[begin RECORDS]
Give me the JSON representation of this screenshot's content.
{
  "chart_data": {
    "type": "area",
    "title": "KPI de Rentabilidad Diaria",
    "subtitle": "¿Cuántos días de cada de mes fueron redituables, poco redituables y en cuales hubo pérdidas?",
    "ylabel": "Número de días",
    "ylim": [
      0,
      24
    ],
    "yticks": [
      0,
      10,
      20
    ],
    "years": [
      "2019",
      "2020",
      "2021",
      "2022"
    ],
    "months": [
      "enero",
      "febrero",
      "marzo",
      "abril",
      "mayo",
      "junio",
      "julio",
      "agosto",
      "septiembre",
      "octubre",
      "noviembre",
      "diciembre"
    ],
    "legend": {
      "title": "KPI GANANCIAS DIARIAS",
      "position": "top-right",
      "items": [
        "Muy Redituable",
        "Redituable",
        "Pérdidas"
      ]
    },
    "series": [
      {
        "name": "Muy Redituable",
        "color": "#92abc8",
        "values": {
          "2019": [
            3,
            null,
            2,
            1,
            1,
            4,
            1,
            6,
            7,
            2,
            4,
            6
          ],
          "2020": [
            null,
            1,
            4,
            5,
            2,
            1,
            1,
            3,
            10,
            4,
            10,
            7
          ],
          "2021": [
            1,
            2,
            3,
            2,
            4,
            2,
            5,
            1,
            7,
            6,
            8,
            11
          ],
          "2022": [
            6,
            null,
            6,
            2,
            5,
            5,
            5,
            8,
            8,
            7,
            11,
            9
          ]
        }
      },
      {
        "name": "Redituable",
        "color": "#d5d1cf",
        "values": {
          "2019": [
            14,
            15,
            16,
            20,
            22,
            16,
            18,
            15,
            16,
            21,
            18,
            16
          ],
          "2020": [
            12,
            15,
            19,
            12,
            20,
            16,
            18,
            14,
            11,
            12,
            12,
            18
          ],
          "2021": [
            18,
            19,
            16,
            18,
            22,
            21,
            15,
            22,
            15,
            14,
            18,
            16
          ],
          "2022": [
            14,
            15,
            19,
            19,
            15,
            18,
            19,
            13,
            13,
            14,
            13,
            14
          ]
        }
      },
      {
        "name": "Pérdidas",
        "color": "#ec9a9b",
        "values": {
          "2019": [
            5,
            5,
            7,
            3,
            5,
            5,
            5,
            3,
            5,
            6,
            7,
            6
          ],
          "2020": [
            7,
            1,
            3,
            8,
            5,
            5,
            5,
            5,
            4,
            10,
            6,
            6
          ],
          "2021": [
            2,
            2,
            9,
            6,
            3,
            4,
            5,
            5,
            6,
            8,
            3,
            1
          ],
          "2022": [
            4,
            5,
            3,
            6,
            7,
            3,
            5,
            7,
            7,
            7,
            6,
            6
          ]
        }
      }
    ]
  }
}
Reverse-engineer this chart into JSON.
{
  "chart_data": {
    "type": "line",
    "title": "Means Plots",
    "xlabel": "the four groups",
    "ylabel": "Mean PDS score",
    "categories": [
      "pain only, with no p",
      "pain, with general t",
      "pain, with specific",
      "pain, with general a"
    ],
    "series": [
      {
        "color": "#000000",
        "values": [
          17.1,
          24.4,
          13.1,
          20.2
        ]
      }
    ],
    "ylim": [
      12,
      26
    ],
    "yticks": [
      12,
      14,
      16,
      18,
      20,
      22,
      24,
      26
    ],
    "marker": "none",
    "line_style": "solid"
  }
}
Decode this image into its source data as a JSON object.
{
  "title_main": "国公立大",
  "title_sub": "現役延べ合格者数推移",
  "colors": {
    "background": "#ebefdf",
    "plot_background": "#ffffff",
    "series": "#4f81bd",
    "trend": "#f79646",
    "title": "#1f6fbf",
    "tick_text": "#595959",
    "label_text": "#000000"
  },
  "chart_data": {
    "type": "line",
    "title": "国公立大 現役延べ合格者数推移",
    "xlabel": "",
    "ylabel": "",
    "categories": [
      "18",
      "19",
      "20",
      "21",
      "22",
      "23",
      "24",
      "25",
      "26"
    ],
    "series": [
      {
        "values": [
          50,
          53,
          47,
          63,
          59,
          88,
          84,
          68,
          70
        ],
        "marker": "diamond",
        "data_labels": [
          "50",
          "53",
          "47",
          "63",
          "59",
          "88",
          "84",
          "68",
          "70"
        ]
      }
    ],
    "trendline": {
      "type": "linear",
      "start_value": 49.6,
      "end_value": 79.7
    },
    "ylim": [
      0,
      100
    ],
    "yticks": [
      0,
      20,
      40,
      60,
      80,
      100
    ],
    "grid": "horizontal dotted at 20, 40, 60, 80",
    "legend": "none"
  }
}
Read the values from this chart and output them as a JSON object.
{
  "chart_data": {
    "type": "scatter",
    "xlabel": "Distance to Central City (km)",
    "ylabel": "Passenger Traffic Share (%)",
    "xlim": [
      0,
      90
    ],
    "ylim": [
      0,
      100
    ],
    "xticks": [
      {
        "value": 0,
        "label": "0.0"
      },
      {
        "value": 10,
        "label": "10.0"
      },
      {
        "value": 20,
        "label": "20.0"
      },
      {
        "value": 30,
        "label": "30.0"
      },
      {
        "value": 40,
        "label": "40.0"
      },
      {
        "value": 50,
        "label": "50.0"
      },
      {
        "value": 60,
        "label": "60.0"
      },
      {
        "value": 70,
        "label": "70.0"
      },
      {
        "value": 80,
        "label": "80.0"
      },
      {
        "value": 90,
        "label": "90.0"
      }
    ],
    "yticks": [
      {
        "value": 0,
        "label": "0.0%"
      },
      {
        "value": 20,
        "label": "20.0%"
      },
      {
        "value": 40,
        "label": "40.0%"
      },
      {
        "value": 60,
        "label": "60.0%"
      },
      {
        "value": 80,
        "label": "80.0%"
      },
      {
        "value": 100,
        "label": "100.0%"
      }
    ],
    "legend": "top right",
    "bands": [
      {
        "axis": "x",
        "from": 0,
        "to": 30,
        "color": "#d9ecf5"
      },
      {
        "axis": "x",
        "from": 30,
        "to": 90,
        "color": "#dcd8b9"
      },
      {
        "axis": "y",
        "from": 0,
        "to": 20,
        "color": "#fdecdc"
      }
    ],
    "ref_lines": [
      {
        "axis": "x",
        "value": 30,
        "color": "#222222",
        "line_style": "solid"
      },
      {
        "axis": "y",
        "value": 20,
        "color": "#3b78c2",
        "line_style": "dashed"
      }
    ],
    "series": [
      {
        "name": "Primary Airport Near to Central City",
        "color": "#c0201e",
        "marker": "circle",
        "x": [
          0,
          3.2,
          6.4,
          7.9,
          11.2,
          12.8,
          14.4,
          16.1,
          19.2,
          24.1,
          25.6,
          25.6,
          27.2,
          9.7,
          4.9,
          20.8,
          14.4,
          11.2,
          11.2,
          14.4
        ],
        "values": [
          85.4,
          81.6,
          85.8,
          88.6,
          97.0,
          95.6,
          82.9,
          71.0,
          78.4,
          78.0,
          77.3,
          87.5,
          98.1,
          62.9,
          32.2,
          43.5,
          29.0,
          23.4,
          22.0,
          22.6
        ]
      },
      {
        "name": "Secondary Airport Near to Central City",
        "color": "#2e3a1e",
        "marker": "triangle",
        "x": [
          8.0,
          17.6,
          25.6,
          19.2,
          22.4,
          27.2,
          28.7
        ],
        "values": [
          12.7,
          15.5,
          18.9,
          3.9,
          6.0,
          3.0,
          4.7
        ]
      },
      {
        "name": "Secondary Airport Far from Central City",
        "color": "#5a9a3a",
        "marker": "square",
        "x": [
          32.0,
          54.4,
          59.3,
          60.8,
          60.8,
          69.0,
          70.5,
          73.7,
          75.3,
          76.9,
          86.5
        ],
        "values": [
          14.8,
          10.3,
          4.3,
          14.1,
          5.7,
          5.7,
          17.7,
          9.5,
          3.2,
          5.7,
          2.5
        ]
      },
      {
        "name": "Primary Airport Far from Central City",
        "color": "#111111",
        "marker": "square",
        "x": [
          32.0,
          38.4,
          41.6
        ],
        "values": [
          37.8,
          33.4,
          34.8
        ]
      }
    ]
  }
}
[end RECORDS]
■ **EXERCISE DIRECTIONS**
Make a copy of each line that contains the string "name".

■ **RESPONSE**
        "name": "Muy Redituable",
        "name": "Redituable",
        "name": "Pérdidas",
        "name": "Primary Airport Near to Central City",
        "name": "Secondary Airport Near to Central City",
        "name": "Secondary Airport Far from Central City",
        "name": "Primary Airport Far from Central City",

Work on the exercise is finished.